#### Problem to work on:
Starting at the first of the lines below and stopping after the line that contains "data-point bbox=[178, 342, 187, 351]", rewrite them with "Document Visualization" changed to "Scatter Plot Overview" and everything else unchanged.

# START OF Data supplied

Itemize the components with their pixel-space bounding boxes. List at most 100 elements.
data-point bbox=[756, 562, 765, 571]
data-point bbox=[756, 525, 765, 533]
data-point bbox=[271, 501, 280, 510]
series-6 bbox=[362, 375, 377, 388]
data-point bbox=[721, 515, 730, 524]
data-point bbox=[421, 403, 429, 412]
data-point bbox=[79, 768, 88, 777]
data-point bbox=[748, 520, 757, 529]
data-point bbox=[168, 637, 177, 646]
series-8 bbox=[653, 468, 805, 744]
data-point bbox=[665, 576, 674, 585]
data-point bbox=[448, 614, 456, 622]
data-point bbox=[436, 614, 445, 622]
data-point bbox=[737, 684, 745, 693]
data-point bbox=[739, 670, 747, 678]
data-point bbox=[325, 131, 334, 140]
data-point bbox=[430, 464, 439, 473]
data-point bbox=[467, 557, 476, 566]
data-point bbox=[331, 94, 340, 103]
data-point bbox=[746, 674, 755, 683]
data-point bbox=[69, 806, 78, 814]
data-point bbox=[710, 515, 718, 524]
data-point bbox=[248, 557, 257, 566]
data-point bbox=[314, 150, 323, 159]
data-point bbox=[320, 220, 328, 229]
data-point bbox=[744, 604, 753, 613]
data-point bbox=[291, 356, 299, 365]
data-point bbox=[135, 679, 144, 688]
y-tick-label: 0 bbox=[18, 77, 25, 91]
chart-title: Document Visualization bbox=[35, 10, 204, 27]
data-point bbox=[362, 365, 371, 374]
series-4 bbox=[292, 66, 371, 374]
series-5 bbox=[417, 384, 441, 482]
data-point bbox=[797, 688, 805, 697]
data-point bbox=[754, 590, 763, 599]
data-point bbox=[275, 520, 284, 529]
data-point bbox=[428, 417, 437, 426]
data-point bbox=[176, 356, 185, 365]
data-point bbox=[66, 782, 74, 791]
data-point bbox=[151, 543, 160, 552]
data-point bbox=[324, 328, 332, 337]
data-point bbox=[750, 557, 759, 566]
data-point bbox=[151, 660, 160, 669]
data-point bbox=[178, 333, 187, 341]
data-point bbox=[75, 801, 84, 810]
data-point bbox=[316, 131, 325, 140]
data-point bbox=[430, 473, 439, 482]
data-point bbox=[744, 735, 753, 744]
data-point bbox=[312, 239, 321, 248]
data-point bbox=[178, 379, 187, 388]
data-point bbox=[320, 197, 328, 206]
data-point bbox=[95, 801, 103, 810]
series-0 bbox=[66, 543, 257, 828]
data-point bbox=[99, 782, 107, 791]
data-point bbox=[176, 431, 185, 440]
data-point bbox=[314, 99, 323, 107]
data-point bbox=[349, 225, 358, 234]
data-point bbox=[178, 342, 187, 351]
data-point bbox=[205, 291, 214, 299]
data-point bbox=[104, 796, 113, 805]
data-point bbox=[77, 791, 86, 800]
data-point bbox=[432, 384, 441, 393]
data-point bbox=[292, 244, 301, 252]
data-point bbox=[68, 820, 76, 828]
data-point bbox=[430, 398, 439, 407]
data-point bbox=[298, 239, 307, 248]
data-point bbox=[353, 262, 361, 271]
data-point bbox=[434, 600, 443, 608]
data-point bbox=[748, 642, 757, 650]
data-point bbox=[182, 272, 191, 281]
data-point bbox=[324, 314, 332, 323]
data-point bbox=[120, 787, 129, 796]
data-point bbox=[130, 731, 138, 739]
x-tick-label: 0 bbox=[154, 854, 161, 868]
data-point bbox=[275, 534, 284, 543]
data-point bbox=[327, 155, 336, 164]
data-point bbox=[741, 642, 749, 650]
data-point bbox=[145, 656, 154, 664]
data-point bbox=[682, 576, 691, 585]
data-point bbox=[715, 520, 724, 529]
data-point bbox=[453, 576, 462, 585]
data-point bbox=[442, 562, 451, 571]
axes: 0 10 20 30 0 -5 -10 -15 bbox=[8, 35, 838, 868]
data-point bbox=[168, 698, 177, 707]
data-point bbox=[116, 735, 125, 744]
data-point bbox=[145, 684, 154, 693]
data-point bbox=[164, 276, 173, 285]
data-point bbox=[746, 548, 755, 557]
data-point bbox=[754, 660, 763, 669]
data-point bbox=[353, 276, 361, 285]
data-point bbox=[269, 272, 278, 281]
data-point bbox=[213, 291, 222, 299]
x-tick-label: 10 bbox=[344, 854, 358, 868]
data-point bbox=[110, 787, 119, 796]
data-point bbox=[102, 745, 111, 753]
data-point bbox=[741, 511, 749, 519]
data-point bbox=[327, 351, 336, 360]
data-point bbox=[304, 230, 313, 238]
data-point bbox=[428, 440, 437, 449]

# END OF Data supplied

#### Solution:
Itemize the components with their pixel-space bounding boxes. List at most 100 elements.
data-point bbox=[756, 562, 765, 571]
data-point bbox=[756, 525, 765, 533]
data-point bbox=[271, 501, 280, 510]
series-6 bbox=[362, 375, 377, 388]
data-point bbox=[721, 515, 730, 524]
data-point bbox=[421, 403, 429, 412]
data-point bbox=[79, 768, 88, 777]
data-point bbox=[748, 520, 757, 529]
data-point bbox=[168, 637, 177, 646]
series-8 bbox=[653, 468, 805, 744]
data-point bbox=[665, 576, 674, 585]
data-point bbox=[448, 614, 456, 622]
data-point bbox=[436, 614, 445, 622]
data-point bbox=[737, 684, 745, 693]
data-point bbox=[739, 670, 747, 678]
data-point bbox=[325, 131, 334, 140]
data-point bbox=[430, 464, 439, 473]
data-point bbox=[467, 557, 476, 566]
data-point bbox=[331, 94, 340, 103]
data-point bbox=[746, 674, 755, 683]
data-point bbox=[69, 806, 78, 814]
data-point bbox=[710, 515, 718, 524]
data-point bbox=[248, 557, 257, 566]
data-point bbox=[314, 150, 323, 159]
data-point bbox=[320, 220, 328, 229]
data-point bbox=[744, 604, 753, 613]
data-point bbox=[291, 356, 299, 365]
data-point bbox=[135, 679, 144, 688]
y-tick-label: 0 bbox=[18, 77, 25, 91]
chart-title: Scatter Plot Overview bbox=[35, 10, 204, 27]
data-point bbox=[362, 365, 371, 374]
series-4 bbox=[292, 66, 371, 374]
series-5 bbox=[417, 384, 441, 482]
data-point bbox=[797, 688, 805, 697]
data-point bbox=[754, 590, 763, 599]
data-point bbox=[275, 520, 284, 529]
data-point bbox=[428, 417, 437, 426]
data-point bbox=[176, 356, 185, 365]
data-point bbox=[66, 782, 74, 791]
data-point bbox=[151, 543, 160, 552]
data-point bbox=[324, 328, 332, 337]
data-point bbox=[750, 557, 759, 566]
data-point bbox=[151, 660, 160, 669]
data-point bbox=[178, 333, 187, 341]
data-point bbox=[75, 801, 84, 810]
data-point bbox=[316, 131, 325, 140]
data-point bbox=[430, 473, 439, 482]
data-point bbox=[744, 735, 753, 744]
data-point bbox=[312, 239, 321, 248]
data-point bbox=[178, 379, 187, 388]
data-point bbox=[320, 197, 328, 206]
data-point bbox=[95, 801, 103, 810]
series-0 bbox=[66, 543, 257, 828]
data-point bbox=[99, 782, 107, 791]
data-point bbox=[176, 431, 185, 440]
data-point bbox=[314, 99, 323, 107]
data-point bbox=[349, 225, 358, 234]
data-point bbox=[178, 342, 187, 351]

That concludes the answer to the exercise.